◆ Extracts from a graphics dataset
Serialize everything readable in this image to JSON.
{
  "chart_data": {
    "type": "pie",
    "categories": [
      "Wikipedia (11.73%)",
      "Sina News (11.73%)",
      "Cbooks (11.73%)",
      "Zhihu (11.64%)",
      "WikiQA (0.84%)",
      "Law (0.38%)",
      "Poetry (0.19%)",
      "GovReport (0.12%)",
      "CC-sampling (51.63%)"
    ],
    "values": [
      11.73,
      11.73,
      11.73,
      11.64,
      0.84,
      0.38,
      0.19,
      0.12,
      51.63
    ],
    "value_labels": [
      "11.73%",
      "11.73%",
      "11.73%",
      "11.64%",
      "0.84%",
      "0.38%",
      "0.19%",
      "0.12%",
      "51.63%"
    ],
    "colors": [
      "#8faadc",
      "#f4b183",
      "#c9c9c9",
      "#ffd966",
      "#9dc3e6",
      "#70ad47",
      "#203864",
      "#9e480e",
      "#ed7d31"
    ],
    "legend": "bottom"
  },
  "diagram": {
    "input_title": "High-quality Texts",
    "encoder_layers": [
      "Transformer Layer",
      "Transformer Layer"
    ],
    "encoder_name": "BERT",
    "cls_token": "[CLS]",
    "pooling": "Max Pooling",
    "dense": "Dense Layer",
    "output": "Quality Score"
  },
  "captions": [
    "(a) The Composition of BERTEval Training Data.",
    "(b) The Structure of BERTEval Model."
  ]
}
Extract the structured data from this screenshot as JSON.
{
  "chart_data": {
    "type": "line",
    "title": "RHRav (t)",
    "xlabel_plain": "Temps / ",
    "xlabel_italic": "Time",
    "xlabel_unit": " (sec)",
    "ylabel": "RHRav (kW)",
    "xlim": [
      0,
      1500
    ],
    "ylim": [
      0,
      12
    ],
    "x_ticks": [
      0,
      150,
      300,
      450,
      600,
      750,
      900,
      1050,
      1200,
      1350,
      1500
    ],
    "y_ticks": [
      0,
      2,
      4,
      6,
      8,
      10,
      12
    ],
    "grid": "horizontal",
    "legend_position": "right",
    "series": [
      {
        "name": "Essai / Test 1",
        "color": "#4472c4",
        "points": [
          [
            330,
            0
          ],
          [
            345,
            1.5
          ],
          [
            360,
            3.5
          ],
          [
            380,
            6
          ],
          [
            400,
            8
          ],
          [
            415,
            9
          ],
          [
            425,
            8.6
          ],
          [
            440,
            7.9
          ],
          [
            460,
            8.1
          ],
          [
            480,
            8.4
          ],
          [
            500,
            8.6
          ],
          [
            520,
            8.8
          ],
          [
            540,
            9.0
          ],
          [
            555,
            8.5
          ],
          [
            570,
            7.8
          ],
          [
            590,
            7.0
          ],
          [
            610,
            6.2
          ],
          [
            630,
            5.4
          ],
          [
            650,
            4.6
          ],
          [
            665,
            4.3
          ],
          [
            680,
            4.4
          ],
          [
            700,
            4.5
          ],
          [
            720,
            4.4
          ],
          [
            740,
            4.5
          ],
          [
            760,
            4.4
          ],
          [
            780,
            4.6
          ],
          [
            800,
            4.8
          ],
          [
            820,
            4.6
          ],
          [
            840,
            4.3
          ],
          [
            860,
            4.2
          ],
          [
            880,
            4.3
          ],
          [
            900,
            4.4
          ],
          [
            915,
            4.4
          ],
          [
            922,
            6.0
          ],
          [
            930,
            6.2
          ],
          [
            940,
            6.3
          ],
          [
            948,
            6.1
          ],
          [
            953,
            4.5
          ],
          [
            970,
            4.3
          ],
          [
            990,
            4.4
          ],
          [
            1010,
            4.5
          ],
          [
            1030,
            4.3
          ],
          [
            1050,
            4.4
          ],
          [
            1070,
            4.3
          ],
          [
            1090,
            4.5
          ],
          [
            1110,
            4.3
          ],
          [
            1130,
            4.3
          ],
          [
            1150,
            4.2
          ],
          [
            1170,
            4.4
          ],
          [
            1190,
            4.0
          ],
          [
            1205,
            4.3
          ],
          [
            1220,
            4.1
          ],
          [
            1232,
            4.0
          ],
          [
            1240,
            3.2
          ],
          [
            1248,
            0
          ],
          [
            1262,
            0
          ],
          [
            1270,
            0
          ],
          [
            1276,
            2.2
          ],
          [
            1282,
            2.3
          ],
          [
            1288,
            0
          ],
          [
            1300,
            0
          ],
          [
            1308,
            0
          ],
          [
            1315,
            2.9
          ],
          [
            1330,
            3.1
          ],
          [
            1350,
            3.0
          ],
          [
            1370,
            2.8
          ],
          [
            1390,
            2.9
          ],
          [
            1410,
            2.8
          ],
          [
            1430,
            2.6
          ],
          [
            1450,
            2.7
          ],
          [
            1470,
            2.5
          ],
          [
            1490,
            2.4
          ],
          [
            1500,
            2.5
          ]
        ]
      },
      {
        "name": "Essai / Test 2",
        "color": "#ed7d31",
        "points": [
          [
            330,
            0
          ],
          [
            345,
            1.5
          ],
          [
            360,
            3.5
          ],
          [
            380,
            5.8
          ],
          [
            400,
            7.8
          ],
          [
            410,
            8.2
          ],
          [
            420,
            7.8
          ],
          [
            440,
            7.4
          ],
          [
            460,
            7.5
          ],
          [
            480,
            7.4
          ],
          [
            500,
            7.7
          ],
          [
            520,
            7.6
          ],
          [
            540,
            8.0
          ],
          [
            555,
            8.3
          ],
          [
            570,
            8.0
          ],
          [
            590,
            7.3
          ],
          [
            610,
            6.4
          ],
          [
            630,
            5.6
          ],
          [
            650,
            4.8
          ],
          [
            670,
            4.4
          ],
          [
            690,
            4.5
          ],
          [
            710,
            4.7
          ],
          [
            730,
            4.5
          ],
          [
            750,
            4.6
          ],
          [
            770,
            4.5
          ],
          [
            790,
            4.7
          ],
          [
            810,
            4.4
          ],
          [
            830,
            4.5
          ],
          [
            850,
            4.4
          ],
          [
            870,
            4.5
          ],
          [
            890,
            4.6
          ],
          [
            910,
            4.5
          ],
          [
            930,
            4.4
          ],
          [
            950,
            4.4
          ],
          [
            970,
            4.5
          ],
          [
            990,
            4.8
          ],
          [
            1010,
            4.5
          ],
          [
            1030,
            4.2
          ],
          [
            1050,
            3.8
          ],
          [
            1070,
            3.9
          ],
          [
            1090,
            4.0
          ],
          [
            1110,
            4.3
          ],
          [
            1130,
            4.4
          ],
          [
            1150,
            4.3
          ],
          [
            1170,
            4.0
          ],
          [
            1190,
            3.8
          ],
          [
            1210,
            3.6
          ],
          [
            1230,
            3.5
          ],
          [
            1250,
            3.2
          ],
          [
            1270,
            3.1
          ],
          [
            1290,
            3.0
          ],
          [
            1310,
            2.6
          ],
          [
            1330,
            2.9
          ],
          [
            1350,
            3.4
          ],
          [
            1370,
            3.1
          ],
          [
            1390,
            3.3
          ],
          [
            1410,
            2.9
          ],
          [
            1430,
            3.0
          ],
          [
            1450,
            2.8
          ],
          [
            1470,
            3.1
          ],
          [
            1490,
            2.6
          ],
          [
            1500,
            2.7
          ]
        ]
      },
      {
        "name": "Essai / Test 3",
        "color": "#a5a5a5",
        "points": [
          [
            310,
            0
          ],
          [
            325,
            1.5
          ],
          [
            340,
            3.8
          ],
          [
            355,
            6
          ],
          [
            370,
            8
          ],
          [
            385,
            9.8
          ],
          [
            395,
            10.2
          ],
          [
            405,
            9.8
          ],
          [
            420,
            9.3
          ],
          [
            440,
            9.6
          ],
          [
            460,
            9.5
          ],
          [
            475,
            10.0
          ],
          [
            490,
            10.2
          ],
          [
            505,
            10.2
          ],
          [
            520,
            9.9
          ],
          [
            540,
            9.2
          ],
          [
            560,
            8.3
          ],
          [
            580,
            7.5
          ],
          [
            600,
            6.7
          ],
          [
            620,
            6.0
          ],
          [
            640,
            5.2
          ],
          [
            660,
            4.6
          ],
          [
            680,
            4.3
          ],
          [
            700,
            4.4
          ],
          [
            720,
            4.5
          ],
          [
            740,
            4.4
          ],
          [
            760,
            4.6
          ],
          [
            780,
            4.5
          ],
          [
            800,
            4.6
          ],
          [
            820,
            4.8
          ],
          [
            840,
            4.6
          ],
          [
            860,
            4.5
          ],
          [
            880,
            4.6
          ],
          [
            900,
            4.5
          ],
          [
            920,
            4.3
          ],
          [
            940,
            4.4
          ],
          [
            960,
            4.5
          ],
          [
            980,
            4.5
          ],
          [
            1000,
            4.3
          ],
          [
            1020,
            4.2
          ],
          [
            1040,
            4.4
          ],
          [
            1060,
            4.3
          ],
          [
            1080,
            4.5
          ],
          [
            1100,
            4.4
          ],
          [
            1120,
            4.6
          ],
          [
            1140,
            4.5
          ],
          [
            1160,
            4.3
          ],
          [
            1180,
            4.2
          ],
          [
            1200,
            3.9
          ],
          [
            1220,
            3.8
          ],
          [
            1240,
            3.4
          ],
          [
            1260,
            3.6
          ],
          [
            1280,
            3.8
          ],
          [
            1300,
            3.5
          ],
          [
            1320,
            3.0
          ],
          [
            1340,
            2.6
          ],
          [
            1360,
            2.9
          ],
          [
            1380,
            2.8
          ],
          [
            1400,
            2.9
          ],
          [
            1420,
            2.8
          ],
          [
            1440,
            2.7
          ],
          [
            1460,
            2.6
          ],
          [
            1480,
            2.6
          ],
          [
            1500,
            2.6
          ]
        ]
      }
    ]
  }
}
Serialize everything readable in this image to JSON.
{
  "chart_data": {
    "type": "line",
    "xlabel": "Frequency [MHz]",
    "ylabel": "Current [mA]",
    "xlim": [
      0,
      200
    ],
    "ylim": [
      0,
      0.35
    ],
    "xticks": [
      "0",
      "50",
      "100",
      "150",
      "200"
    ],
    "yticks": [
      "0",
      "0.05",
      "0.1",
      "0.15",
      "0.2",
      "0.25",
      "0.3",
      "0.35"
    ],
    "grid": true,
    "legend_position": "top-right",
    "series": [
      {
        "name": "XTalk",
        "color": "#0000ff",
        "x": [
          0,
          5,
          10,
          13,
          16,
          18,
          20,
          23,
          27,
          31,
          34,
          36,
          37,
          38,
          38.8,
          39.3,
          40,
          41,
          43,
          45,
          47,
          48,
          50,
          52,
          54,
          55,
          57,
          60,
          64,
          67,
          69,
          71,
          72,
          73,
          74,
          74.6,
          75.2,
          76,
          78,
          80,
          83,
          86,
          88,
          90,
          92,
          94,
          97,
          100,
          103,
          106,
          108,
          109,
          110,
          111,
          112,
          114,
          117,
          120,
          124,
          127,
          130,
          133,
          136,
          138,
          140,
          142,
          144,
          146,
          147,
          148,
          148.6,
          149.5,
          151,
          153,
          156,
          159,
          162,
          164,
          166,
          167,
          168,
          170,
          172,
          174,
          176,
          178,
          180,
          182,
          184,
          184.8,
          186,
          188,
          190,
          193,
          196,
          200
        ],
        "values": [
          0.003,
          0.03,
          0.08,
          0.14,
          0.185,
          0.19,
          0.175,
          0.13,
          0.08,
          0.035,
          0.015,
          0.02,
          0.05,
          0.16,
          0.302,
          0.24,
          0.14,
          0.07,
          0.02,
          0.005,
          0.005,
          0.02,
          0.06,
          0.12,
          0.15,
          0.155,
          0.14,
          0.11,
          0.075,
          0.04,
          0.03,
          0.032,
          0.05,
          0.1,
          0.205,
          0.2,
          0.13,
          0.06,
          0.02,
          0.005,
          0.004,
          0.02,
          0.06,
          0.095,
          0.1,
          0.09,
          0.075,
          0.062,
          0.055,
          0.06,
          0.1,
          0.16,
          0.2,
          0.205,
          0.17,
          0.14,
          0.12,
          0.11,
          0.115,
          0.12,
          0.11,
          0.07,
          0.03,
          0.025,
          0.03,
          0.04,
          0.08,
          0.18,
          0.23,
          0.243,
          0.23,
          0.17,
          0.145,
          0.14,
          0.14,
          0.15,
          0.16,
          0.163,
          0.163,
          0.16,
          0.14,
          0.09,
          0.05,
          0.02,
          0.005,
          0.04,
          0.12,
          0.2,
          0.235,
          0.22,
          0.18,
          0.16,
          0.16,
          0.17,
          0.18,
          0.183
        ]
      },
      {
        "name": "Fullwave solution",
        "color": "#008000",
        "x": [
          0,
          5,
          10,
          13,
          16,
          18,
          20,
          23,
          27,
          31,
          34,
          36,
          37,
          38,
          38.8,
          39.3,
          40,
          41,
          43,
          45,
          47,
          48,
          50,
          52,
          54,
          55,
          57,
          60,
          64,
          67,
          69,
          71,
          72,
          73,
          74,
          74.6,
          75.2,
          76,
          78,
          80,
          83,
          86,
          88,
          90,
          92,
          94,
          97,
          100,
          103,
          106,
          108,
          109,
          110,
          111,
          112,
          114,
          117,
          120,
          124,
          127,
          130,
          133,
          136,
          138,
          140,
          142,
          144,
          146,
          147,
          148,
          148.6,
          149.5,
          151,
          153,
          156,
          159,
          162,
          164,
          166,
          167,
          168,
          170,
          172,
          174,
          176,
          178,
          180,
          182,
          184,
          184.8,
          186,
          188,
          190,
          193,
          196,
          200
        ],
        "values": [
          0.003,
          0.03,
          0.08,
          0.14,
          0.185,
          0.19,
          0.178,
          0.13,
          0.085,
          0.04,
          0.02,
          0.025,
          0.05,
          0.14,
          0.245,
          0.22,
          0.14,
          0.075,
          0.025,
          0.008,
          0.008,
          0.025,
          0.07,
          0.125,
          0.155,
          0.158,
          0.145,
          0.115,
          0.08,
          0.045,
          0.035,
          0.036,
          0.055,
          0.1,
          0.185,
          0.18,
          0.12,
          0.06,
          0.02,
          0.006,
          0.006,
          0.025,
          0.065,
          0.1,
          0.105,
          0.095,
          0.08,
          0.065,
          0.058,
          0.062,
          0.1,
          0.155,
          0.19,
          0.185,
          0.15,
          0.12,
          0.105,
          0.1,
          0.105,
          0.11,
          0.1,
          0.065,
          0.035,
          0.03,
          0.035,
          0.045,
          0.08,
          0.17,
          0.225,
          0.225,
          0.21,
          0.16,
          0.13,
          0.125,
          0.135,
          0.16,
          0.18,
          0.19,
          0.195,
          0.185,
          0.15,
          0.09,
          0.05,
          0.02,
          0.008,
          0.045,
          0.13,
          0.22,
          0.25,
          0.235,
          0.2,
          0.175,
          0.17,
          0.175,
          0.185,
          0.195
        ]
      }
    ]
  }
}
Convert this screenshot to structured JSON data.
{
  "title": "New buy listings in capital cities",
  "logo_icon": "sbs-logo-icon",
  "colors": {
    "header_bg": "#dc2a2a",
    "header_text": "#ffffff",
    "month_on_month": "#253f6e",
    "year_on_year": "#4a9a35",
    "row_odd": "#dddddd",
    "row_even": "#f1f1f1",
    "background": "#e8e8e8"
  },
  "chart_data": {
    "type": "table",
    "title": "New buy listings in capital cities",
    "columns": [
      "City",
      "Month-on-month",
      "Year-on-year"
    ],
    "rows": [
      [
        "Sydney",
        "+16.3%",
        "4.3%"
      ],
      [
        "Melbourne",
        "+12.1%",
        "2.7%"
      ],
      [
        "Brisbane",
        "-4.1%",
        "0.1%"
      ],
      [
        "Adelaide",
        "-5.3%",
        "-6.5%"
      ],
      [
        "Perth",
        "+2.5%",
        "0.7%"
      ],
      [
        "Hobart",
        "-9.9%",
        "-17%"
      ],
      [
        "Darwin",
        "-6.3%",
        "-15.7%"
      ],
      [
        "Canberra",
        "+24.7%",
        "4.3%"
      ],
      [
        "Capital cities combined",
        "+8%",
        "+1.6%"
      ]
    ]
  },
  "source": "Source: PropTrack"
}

◆ Exercise directions
Gather each line of the listing containing the word "right" and show it.

◆ The solution
    "legend_position": "right",
    "legend_position": "top-right",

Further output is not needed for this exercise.